DATA PROVIDED:
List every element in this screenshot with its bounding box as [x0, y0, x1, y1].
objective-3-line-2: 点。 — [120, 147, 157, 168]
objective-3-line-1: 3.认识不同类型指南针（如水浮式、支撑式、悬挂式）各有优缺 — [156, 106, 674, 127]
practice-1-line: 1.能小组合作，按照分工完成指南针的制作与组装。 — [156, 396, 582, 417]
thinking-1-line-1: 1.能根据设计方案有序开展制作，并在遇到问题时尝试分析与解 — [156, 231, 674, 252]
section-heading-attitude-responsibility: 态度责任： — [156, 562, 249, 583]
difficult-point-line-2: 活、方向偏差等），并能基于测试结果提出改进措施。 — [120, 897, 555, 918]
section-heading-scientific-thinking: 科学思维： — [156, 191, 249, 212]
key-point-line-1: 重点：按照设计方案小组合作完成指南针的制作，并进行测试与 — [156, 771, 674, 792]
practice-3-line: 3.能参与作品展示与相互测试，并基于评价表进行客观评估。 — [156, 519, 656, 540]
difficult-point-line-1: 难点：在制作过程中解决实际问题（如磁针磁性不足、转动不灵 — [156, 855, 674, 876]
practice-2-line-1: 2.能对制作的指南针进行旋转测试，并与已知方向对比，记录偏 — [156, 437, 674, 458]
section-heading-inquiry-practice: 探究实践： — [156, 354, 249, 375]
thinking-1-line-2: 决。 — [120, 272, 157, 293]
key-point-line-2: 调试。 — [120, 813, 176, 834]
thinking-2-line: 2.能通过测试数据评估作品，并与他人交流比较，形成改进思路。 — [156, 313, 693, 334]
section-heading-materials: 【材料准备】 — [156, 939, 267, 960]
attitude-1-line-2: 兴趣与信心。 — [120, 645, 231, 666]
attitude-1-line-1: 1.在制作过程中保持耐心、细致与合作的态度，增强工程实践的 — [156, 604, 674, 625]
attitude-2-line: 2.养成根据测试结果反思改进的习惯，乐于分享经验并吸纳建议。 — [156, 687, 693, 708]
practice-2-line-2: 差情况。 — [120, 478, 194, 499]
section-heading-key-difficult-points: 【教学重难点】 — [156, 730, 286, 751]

WHAT THE EXERCISE ASKS:
Gather every line from the rows above that contains the string "difficult", and copy each one in full.

THE REPLY:
difficult-point-line-2: 活、方向偏差等），并能基于测试结果提出改进措施。 — [120, 897, 555, 918]
difficult-point-line-1: 难点：在制作过程中解决实际问题（如磁针磁性不足、转动不灵 — [156, 855, 674, 876]
section-heading-key-difficult-points: 【教学重难点】 — [156, 730, 286, 751]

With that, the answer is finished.